* EXERCISE *
Wherever the word "Hugo" shows up in a line, please copy that line.
• • • •
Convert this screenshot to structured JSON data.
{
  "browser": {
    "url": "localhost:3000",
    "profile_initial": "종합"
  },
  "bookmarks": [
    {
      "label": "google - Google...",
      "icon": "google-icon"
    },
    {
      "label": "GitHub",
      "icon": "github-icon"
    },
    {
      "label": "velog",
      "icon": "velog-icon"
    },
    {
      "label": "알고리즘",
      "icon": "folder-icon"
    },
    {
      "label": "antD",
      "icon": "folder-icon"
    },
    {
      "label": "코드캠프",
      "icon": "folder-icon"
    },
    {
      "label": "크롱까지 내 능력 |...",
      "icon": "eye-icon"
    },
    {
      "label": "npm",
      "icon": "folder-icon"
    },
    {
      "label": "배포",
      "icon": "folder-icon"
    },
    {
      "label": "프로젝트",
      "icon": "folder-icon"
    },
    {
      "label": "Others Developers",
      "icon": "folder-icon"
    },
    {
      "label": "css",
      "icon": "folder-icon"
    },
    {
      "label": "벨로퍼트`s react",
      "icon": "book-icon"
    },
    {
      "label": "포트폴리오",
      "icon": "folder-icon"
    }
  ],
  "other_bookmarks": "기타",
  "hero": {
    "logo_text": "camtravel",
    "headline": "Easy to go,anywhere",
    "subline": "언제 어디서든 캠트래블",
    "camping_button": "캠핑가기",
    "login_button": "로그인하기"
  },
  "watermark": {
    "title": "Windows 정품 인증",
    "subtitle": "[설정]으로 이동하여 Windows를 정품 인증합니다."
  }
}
• • • •
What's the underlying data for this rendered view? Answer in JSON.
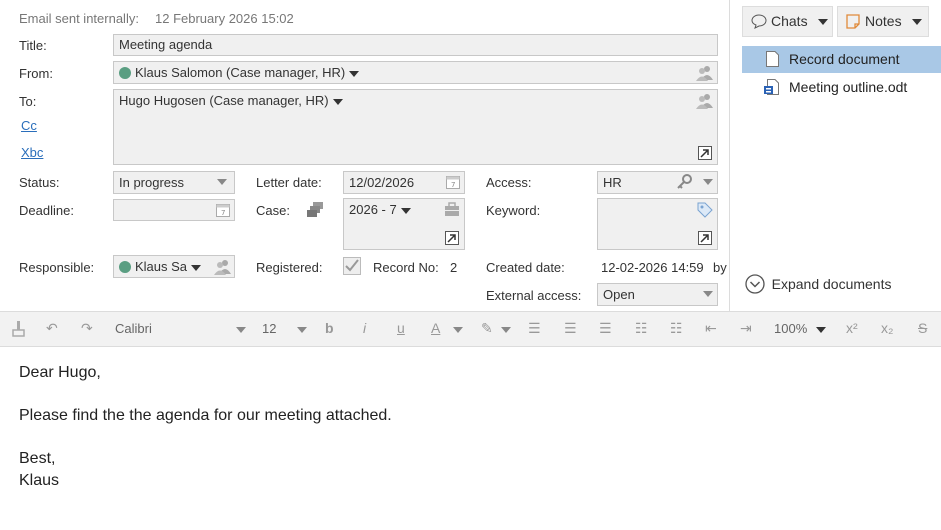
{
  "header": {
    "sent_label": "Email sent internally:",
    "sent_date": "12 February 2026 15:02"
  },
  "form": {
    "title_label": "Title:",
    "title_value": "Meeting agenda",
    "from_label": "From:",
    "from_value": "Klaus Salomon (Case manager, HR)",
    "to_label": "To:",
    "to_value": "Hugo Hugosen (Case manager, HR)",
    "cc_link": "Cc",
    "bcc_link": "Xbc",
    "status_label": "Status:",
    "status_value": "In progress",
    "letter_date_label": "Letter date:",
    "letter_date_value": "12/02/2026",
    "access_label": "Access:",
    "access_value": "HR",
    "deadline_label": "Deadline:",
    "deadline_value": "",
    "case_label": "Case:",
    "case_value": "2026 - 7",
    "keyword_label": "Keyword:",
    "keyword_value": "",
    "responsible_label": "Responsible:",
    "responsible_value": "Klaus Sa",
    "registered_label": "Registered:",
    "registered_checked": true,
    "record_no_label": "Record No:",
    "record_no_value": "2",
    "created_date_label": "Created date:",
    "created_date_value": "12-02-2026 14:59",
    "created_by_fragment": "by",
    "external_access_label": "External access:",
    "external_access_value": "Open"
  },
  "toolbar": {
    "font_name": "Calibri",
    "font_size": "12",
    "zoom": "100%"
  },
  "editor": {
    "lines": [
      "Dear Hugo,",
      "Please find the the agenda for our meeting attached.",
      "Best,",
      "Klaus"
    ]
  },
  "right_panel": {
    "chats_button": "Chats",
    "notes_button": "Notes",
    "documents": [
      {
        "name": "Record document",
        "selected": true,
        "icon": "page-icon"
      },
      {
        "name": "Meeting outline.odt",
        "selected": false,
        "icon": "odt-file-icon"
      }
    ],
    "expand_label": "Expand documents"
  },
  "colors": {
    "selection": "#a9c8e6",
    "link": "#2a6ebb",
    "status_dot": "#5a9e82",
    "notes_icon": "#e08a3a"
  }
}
• • • •
* RESULT BELOW *
    "to_value": "Hugo Hugosen (Case manager, HR)",
      "Dear Hugo,",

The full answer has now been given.